### Work to be completed
Give the entries again, word for word.

Rows from a figure dataset:
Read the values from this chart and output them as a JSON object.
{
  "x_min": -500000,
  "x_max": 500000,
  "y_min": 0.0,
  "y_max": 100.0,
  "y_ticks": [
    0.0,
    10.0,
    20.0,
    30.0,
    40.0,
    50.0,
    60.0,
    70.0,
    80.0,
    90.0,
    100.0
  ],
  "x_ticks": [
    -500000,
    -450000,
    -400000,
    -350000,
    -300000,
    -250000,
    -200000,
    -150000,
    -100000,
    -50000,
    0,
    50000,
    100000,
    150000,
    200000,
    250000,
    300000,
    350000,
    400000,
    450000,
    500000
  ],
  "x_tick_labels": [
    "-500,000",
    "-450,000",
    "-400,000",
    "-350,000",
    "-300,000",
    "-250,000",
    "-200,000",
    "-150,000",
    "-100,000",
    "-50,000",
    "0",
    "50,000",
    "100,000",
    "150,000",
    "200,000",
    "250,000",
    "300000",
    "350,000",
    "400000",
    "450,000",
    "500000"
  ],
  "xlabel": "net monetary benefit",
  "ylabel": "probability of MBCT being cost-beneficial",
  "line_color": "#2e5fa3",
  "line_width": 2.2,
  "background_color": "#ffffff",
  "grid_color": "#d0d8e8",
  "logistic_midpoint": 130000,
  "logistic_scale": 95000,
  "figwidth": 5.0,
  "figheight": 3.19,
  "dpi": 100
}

### Task solution
Read the values from this chart and output them as a JSON object.
{
  "x_min": -500000,
  "x_max": 500000,
  "y_min": 0.0,
  "y_max": 100.0,
  "y_ticks": [
    0.0,
    10.0,
    20.0,
    30.0,
    40.0,
    50.0,
    60.0,
    70.0,
    80.0,
    90.0,
    100.0
  ],
  "x_ticks": [
    -500000,
    -450000,
    -400000,
    -350000,
    -300000,
    -250000,
    -200000,
    -150000,
    -100000,
    -50000,
    0,
    50000,
    100000,
    150000,
    200000,
    250000,
    300000,
    350000,
    400000,
    450000,
    500000
  ],
  "x_tick_labels": [
    "-500,000",
    "-450,000",
    "-400,000",
    "-350,000",
    "-300,000",
    "-250,000",
    "-200,000",
    "-150,000",
    "-100,000",
    "-50,000",
    "0",
    "50,000",
    "100,000",
    "150,000",
    "200,000",
    "250,000",
    "300000",
    "350,000",
    "400000",
    "450,000",
    "500000"
  ],
  "xlabel": "net monetary benefit",
  "ylabel": "probability of MBCT being cost-beneficial",
  "line_color": "#2e5fa3",
  "line_width": 2.2,
  "background_color": "#ffffff",
  "grid_color": "#d0d8e8",
  "logistic_midpoint": 130000,
  "logistic_scale": 95000,
  "figwidth": 5.0,
  "figheight": 3.19,
  "dpi": 100
}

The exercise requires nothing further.